Saved data entries
★ ★ ★ ★ ★ ★ ★

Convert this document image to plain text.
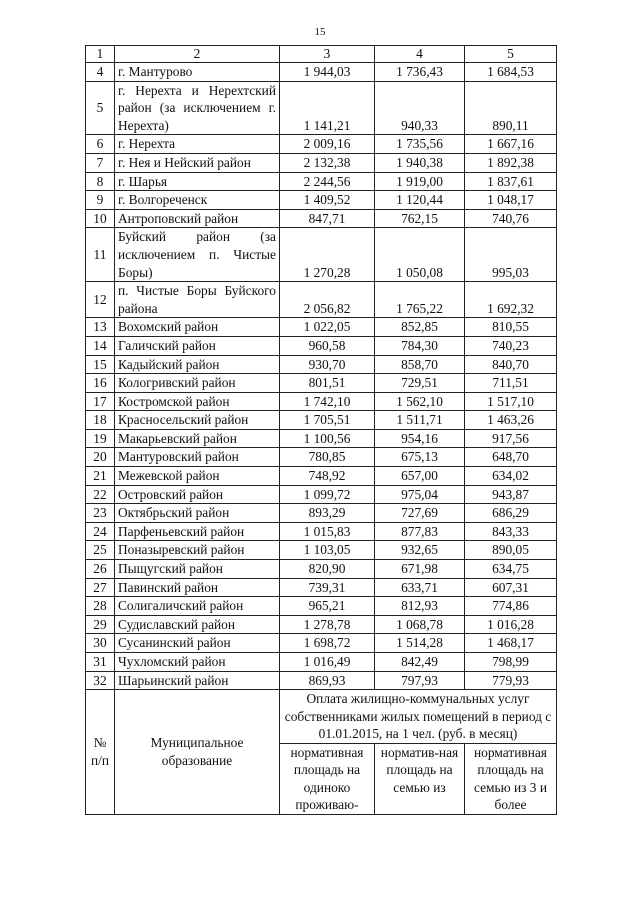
15
1	2	3	4	5
4	г. Мантурово	1 944,03	1 736,43	1 684,53
5	г. Нерехта и Нерехтский район (за исключением г. Нерехта)	1 141,21	940,33	890,11
6	г. Нерехта	2 009,16	1 735,56	1 667,16
7	г. Нея и Нейский район	2 132,38	1 940,38	1 892,38
8	г. Шарья	2 244,56	1 919,00	1 837,61
9	г. Волгореченск	1 409,52	1 120,44	1 048,17
10	Антроповский район	847,71	762,15	740,76
11	Буйский район (за исключением п. Чистые Боры)	1 270,28	1 050,08	995,03
12	п. Чистые Боры Буйского района	2 056,82	1 765,22	1 692,32
13	Вохомский район	1 022,05	852,85	810,55
14	Галичский район	960,58	784,30	740,23
15	Кадыйский район	930,70	858,70	840,70
16	Кологривский район	801,51	729,51	711,51
17	Костромской район	1 742,10	1 562,10	1 517,10
18	Красносельский район	1 705,51	1 511,71	1 463,26
19	Макарьевский район	1 100,56	954,16	917,56
20	Мантуровский район	780,85	675,13	648,70
21	Межевской район	748,92	657,00	634,02
22	Островский район	1 099,72	975,04	943,87
23	Октябрьский район	893,29	727,69	686,29
24	Парфеньевский район	1 015,83	877,83	843,33
25	Поназыревский район	1 103,05	932,65	890,05
26	Пыщугский район	820,90	671,98	634,75
27	Павинский район	739,31	633,71	607,31
28	Солигаличский район	965,21	812,93	774,86
29	Судиславский район	1 278,78	1 068,78	1 016,28
30	Сусанинский район	1 698,72	1 514,28	1 468,17
31	Чухломский район	1 016,49	842,49	798,99
32	Шарьинский район	869,93	797,93	779,93
№ п/п	Муниципальное образование	Оплата жилищно-коммунальных услуг собственниками жилых помещений в период с 01.01.2015, на 1 чел. (руб. в месяц)		
		нормативная площадь на одиноко проживаю-	норматив-ная площадь на семью из	нормативная площадь на семью из 3 и более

★ ★ ★ ★ ★ ★ ★

The exercise
Leave out the pictures and output every record above precisely as given.

Task solution
Convert this document image to plain text.
15
1	2	3	4	5
4	г. Мантурово	1 944,03	1 736,43	1 684,53
5	г. Нерехта и Нерехтский район (за исключением г. Нерехта)	1 141,21	940,33	890,11
6	г. Нерехта	2 009,16	1 735,56	1 667,16
7	г. Нея и Нейский район	2 132,38	1 940,38	1 892,38
8	г. Шарья	2 244,56	1 919,00	1 837,61
9	г. Волгореченск	1 409,52	1 120,44	1 048,17
10	Антроповский район	847,71	762,15	740,76
11	Буйский район (за исключением п. Чистые Боры)	1 270,28	1 050,08	995,03
12	п. Чистые Боры Буйского района	2 056,82	1 765,22	1 692,32
13	Вохомский район	1 022,05	852,85	810,55
14	Галичский район	960,58	784,30	740,23
15	Кадыйский район	930,70	858,70	840,70
16	Кологривский район	801,51	729,51	711,51
17	Костромской район	1 742,10	1 562,10	1 517,10
18	Красносельский район	1 705,51	1 511,71	1 463,26
19	Макарьевский район	1 100,56	954,16	917,56
20	Мантуровский район	780,85	675,13	648,70
21	Межевской район	748,92	657,00	634,02
22	Островский район	1 099,72	975,04	943,87
23	Октябрьский район	893,29	727,69	686,29
24	Парфеньевский район	1 015,83	877,83	843,33
25	Поназыревский район	1 103,05	932,65	890,05
26	Пыщугский район	820,90	671,98	634,75
27	Павинский район	739,31	633,71	607,31
28	Солигаличский район	965,21	812,93	774,86
29	Судиславский район	1 278,78	1 068,78	1 016,28
30	Сусанинский район	1 698,72	1 514,28	1 468,17
31	Чухломский район	1 016,49	842,49	798,99
32	Шарьинский район	869,93	797,93	779,93
№ п/п	Муниципальное образование	Оплата жилищно-коммунальных услуг собственниками жилых помещений в период с 01.01.2015, на 1 чел. (руб. в месяц)		
		нормативная площадь на одиноко проживаю-	норматив-ная площадь на семью из	нормативная площадь на семью из 3 и более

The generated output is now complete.